Exercise details:
Each line in the entries below that holds the string "title" is to be listed.

:: Task inputs

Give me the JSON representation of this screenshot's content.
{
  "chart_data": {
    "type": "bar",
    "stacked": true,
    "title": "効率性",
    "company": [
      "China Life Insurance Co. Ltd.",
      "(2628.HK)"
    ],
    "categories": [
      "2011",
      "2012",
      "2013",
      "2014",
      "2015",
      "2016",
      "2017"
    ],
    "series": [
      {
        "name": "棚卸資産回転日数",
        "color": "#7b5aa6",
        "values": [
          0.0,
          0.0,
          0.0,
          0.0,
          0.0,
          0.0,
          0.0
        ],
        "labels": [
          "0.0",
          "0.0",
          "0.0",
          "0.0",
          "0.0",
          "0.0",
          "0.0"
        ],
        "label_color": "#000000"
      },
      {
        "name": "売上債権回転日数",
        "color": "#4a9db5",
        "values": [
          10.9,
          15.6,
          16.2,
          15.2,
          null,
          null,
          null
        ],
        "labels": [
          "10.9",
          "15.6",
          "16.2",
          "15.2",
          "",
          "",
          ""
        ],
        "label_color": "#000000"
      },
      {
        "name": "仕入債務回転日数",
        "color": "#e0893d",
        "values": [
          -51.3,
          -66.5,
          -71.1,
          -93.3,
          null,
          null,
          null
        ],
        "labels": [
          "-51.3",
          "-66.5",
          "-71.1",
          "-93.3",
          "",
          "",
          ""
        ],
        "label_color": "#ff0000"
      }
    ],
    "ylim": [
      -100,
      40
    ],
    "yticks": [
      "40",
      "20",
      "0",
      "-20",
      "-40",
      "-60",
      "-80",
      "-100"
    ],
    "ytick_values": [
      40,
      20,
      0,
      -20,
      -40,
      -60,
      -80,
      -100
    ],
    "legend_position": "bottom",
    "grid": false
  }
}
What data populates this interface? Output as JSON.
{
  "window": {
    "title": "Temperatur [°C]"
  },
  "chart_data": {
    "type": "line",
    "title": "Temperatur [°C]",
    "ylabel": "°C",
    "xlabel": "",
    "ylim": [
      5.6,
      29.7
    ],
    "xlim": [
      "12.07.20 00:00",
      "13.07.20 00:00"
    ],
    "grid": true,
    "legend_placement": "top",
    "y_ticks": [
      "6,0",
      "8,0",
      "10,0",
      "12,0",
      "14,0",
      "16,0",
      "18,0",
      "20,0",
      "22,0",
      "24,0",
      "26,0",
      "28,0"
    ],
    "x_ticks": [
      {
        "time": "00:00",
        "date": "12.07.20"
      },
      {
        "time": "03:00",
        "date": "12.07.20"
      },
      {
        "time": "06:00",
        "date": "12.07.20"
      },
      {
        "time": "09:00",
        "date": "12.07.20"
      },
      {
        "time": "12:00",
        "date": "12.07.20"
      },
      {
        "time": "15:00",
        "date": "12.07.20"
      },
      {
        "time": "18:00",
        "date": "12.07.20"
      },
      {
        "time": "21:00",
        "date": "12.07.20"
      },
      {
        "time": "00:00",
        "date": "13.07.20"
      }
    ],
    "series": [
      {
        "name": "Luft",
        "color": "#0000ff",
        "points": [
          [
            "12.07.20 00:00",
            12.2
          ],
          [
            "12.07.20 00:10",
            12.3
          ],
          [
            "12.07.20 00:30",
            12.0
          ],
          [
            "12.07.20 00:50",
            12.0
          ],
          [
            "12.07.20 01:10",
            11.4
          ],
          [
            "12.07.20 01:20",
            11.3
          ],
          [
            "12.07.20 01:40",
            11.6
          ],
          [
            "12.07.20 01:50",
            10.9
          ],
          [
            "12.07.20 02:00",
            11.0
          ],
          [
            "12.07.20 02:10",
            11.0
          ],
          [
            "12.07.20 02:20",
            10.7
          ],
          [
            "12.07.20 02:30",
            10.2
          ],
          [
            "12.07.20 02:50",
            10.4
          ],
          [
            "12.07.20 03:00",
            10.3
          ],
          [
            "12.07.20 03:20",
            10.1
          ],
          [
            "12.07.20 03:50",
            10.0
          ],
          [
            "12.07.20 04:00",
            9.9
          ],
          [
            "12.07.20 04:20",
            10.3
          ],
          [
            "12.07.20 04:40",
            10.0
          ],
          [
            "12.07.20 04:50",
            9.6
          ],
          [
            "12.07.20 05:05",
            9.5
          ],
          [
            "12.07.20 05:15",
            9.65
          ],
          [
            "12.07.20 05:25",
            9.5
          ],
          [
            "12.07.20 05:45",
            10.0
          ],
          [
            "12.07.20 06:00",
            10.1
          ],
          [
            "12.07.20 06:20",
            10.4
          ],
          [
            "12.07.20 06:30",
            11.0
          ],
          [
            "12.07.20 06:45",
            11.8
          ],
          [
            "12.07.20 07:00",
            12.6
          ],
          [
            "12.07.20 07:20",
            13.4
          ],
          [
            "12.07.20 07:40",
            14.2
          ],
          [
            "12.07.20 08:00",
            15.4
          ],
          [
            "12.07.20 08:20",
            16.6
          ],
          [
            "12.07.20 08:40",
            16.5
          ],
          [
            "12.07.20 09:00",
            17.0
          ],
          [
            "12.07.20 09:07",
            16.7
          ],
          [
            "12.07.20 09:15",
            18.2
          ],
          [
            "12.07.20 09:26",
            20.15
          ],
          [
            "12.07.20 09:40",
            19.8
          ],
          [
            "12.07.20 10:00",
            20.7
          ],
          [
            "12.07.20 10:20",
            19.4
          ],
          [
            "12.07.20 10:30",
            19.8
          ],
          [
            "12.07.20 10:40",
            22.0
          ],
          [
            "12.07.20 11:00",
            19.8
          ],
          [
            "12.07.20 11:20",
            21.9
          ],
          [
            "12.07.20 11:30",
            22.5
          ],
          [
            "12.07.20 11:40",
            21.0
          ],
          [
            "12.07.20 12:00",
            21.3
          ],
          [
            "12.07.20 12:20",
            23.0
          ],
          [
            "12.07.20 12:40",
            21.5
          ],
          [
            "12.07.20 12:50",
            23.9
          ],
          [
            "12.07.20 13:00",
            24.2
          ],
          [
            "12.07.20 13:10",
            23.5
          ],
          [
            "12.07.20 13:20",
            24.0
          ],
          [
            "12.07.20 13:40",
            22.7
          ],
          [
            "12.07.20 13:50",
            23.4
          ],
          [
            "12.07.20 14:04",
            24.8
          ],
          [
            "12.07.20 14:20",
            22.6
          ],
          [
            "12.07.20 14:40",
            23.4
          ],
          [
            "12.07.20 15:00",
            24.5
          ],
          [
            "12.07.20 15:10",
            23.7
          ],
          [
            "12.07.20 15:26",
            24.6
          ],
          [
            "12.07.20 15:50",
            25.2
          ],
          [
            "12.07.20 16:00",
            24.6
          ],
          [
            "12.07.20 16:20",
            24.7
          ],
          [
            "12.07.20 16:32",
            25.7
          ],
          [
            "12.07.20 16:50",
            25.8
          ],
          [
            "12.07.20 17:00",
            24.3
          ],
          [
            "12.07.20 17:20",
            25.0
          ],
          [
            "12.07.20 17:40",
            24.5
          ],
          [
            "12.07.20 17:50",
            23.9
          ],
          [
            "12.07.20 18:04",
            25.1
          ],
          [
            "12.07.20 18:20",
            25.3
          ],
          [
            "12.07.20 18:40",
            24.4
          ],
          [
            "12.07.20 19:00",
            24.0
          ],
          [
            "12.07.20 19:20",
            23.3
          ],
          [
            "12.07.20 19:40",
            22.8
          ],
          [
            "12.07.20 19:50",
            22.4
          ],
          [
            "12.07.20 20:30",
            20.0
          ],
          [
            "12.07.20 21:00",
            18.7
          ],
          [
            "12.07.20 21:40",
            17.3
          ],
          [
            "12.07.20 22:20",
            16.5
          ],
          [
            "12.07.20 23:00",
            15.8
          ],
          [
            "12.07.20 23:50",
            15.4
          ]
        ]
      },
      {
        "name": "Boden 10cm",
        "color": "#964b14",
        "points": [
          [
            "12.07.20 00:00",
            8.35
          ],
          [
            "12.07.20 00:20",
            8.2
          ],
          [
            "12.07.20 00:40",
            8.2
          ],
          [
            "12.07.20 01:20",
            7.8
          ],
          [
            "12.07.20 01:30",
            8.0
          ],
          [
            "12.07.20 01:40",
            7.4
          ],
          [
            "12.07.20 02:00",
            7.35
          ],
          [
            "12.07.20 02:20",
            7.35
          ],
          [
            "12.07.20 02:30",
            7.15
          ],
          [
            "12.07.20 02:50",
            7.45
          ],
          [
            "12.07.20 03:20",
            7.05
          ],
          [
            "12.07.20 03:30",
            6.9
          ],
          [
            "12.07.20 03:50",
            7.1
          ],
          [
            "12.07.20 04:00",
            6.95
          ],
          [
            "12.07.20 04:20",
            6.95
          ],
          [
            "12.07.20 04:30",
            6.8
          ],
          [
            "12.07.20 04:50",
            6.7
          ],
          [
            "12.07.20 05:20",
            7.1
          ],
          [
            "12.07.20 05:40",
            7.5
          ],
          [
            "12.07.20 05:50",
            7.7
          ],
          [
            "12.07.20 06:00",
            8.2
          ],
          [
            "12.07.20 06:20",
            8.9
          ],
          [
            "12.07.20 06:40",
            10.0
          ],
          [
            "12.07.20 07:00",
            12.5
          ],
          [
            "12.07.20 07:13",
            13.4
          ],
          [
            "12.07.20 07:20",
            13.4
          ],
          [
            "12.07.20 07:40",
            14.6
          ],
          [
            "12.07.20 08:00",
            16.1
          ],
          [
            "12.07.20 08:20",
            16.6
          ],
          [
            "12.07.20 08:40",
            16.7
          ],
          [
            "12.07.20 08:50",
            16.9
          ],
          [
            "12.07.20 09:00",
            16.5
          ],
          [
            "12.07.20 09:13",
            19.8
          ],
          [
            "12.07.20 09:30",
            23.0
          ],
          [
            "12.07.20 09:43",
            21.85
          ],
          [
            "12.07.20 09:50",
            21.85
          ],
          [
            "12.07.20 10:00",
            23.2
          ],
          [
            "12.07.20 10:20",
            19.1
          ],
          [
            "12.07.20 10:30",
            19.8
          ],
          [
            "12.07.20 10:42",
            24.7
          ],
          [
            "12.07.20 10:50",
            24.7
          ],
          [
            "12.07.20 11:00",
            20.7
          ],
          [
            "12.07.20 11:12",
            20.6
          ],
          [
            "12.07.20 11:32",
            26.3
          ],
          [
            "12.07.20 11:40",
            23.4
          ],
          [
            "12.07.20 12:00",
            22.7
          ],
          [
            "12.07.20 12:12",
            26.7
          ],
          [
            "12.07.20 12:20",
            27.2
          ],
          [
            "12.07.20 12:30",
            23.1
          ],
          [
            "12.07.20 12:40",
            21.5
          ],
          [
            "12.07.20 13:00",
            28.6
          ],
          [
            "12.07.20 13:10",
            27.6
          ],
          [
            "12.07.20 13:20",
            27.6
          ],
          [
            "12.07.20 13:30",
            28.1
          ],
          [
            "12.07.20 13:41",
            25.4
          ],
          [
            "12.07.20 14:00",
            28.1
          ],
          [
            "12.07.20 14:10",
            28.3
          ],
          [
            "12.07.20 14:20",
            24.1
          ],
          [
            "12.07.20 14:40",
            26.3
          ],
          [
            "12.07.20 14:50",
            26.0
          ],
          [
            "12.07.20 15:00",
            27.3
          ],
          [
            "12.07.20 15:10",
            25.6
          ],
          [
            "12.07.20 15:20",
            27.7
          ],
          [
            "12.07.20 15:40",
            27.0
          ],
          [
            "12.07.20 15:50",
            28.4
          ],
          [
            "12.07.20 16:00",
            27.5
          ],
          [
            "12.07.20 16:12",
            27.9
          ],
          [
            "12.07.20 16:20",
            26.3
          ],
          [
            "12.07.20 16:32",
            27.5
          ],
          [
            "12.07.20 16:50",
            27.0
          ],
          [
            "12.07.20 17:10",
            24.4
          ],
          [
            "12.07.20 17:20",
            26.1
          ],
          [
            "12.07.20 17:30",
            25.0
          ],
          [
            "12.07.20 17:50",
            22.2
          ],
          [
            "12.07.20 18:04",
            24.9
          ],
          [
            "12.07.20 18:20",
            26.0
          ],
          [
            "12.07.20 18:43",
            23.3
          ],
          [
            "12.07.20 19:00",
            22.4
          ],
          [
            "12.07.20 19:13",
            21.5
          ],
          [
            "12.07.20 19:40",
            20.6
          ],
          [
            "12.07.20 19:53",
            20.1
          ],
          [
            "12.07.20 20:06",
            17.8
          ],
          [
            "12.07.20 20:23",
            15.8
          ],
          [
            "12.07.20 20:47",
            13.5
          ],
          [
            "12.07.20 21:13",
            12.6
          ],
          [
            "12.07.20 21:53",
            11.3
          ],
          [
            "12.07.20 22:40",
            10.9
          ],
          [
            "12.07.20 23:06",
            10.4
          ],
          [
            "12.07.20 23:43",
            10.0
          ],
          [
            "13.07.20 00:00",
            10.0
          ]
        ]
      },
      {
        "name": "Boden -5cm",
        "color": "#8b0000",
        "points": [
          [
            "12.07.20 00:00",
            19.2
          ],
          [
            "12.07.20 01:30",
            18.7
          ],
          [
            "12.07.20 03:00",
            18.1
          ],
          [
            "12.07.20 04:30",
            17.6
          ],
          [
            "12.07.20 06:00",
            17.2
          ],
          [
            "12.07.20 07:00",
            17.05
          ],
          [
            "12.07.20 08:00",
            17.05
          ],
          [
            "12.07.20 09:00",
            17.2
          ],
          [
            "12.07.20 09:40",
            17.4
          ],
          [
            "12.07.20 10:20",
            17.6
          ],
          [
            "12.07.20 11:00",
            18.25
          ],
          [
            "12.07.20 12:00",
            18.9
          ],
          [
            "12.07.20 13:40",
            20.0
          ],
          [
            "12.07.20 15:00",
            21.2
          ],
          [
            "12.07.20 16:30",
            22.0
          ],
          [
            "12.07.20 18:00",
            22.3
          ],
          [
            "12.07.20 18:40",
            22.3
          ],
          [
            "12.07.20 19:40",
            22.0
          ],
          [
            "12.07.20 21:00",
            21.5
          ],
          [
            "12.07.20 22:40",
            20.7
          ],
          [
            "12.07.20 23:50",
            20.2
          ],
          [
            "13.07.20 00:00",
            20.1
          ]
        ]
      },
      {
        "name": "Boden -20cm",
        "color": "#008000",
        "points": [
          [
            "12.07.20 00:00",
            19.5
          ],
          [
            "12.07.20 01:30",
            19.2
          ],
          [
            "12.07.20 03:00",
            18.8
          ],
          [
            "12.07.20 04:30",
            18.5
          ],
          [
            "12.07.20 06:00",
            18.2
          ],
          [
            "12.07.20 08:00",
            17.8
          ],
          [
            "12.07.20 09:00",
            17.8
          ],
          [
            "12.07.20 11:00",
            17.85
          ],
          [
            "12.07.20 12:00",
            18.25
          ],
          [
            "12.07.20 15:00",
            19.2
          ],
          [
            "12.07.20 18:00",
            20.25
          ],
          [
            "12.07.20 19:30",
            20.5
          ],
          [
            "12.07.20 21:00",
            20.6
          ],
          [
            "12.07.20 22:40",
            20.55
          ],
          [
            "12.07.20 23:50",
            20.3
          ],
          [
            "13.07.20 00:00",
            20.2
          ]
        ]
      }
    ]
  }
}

::::

Complete answer:
    "title": "効率性",
    "title": "Temperatur [°C]"
    "title": "Temperatur [°C]",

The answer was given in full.